Goal -> Check each line below for the word "n第一法" and give the number of lines that have it, nothing more.

■ ■ ■

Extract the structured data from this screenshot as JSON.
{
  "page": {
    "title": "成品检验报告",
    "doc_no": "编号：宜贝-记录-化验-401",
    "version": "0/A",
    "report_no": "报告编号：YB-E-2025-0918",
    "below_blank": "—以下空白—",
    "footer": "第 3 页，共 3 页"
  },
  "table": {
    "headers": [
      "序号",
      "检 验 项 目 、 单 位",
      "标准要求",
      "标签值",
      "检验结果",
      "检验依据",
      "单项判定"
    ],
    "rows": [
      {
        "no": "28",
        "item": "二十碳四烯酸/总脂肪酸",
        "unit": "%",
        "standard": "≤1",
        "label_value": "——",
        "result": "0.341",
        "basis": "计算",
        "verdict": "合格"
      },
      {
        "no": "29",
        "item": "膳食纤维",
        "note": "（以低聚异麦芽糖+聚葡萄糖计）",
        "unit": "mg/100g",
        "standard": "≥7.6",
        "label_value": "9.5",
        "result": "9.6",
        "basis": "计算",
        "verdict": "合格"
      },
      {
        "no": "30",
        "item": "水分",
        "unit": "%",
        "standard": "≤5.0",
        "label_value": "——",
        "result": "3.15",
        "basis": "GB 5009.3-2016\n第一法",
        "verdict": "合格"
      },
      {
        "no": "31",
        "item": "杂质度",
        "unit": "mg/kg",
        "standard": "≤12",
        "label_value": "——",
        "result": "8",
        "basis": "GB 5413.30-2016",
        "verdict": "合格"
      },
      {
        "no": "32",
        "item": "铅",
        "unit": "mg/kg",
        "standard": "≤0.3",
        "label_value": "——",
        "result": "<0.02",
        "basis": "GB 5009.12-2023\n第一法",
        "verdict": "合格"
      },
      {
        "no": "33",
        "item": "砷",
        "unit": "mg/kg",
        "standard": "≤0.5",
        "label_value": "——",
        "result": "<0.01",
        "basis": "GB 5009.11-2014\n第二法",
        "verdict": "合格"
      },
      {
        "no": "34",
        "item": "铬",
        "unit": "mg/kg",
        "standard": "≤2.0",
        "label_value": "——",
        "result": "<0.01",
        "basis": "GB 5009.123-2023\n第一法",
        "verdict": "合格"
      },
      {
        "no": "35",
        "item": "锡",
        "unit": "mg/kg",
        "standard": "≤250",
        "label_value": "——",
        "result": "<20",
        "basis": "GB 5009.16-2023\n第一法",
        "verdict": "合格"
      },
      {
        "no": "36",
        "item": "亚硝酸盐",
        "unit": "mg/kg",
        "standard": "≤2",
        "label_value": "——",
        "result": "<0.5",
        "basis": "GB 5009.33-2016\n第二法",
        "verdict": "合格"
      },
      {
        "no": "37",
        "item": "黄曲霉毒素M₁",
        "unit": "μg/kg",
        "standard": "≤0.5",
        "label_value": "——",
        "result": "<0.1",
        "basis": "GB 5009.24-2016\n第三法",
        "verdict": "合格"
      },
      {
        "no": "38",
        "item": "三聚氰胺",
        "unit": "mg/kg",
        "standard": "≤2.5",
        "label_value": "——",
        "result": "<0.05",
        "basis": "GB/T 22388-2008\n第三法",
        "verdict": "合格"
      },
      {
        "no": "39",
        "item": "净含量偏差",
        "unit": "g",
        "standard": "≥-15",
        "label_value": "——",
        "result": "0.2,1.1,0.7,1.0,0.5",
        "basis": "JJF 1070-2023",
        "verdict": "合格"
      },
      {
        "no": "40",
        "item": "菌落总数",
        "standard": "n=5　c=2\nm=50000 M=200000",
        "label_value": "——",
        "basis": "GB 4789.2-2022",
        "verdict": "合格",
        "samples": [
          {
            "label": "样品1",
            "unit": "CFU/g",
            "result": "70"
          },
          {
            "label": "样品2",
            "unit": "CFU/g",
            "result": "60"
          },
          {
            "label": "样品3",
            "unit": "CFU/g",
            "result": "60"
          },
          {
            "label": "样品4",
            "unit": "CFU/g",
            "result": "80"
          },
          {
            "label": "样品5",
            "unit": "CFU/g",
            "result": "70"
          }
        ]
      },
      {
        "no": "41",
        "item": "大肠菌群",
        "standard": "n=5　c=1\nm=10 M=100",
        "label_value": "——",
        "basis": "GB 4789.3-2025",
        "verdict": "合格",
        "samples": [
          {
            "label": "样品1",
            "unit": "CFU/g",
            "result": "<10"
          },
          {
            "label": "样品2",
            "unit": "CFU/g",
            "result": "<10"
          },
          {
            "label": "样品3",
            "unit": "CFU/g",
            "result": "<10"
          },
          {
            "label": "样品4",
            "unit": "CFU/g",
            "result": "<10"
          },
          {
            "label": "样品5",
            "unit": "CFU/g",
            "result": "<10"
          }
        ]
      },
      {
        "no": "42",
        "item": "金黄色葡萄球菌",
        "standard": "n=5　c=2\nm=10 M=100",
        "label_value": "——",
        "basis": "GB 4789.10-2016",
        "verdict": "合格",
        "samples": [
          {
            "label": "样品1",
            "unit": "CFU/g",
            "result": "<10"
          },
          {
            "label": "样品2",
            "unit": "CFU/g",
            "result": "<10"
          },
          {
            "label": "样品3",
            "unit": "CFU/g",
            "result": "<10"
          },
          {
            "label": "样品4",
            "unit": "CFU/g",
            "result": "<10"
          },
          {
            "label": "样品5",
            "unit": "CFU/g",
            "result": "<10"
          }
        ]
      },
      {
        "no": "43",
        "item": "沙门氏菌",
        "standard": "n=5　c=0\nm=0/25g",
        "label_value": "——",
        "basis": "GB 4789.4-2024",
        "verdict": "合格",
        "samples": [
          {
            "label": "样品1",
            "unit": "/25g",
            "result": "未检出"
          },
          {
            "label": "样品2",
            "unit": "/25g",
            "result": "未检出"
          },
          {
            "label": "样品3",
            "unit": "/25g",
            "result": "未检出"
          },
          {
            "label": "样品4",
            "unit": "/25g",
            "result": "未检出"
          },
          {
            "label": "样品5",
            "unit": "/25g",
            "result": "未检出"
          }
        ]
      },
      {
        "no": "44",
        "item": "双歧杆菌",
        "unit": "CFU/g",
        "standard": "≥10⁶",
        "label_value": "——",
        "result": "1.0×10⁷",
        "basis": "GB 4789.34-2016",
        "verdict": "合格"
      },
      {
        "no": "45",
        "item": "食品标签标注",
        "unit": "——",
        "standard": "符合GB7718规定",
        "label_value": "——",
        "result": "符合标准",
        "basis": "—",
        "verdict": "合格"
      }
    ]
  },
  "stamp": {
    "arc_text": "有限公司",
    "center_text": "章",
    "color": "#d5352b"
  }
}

■ ■ ■

Solution for this task -> 4